## Start Data provided
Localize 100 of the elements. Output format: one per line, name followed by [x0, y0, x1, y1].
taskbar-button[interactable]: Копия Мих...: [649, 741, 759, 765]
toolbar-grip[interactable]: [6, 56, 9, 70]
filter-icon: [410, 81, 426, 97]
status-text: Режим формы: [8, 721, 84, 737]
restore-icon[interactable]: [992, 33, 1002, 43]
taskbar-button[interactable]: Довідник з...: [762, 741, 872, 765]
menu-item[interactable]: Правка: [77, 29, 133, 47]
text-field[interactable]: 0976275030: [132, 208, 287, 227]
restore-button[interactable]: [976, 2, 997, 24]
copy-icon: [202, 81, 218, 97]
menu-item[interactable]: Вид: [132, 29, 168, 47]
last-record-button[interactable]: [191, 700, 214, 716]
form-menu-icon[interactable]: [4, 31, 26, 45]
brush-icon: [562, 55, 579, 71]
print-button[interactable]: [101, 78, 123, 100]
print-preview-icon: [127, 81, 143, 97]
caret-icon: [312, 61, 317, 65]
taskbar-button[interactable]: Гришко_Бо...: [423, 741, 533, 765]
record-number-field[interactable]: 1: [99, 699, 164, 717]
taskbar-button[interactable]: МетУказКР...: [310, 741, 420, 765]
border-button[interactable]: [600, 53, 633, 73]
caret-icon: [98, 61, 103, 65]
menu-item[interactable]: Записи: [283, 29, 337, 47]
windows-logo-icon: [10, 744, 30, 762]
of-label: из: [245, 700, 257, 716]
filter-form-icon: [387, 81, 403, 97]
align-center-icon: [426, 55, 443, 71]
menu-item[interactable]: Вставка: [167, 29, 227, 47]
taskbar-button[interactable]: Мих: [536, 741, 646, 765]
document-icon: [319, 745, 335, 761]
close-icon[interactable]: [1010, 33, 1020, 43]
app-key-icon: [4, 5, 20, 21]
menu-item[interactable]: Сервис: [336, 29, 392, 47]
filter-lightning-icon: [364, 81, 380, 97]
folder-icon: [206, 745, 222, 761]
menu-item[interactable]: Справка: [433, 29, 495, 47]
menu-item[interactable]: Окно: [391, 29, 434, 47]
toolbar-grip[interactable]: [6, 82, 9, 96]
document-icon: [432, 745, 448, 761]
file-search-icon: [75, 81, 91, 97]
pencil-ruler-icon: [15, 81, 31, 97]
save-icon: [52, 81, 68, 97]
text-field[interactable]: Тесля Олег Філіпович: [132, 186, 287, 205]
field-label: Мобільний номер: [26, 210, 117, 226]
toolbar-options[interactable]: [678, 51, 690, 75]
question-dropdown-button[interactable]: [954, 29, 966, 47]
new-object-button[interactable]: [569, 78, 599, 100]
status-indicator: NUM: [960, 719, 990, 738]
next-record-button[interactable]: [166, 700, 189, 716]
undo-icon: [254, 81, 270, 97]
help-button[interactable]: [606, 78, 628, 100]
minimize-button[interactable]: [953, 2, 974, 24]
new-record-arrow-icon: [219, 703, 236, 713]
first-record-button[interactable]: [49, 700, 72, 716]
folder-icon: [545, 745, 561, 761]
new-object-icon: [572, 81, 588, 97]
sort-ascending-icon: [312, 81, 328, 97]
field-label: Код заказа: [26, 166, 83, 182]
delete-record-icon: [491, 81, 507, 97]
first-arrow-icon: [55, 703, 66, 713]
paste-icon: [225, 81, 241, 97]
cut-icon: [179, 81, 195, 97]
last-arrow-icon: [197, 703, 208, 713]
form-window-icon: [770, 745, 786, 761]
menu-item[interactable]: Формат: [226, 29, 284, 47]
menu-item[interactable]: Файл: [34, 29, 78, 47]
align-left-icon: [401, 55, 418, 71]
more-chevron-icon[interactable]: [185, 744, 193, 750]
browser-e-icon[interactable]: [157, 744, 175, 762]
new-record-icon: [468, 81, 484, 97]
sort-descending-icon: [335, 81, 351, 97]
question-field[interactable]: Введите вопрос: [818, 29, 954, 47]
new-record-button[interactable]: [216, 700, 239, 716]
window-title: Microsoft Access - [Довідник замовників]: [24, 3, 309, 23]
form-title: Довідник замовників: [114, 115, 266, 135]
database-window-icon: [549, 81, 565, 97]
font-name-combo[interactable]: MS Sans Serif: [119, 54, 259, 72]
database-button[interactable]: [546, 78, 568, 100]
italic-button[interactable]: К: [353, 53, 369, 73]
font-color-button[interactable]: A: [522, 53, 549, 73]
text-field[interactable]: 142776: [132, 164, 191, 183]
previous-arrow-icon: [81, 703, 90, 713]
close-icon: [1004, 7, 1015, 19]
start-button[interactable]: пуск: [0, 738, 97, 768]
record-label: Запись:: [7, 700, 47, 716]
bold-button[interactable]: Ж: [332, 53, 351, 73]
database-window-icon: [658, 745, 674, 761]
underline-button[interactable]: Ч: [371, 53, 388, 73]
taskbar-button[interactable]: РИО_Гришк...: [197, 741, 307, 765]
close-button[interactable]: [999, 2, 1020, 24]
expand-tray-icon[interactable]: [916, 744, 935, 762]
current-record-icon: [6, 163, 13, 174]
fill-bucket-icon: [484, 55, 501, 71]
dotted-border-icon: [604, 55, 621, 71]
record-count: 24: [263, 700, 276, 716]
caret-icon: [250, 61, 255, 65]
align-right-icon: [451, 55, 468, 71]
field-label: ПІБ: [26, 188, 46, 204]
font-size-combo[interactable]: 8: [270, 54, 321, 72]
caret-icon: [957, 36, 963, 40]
## End Data provided
Stated exercise: Copy the material from its start through the line that contains "windows-logo-icon: [10, 744, 30, 762]", keeping every line the same as it stands.

Problem solution:
Localize 100 of the elements. Output format: one per line, name followed by [x0, y0, x1, y1].
taskbar-button[interactable]: Копия Мих...: [649, 741, 759, 765]
toolbar-grip[interactable]: [6, 56, 9, 70]
filter-icon: [410, 81, 426, 97]
status-text: Режим формы: [8, 721, 84, 737]
restore-icon[interactable]: [992, 33, 1002, 43]
taskbar-button[interactable]: Довідник з...: [762, 741, 872, 765]
menu-item[interactable]: Правка: [77, 29, 133, 47]
text-field[interactable]: 0976275030: [132, 208, 287, 227]
restore-button[interactable]: [976, 2, 997, 24]
copy-icon: [202, 81, 218, 97]
menu-item[interactable]: Вид: [132, 29, 168, 47]
last-record-button[interactable]: [191, 700, 214, 716]
form-menu-icon[interactable]: [4, 31, 26, 45]
brush-icon: [562, 55, 579, 71]
print-button[interactable]: [101, 78, 123, 100]
print-preview-icon: [127, 81, 143, 97]
caret-icon: [312, 61, 317, 65]
taskbar-button[interactable]: Гришко_Бо...: [423, 741, 533, 765]
record-number-field[interactable]: 1: [99, 699, 164, 717]
taskbar-button[interactable]: МетУказКР...: [310, 741, 420, 765]
border-button[interactable]: [600, 53, 633, 73]
caret-icon: [98, 61, 103, 65]
menu-item[interactable]: Записи: [283, 29, 337, 47]
windows-logo-icon: [10, 744, 30, 762]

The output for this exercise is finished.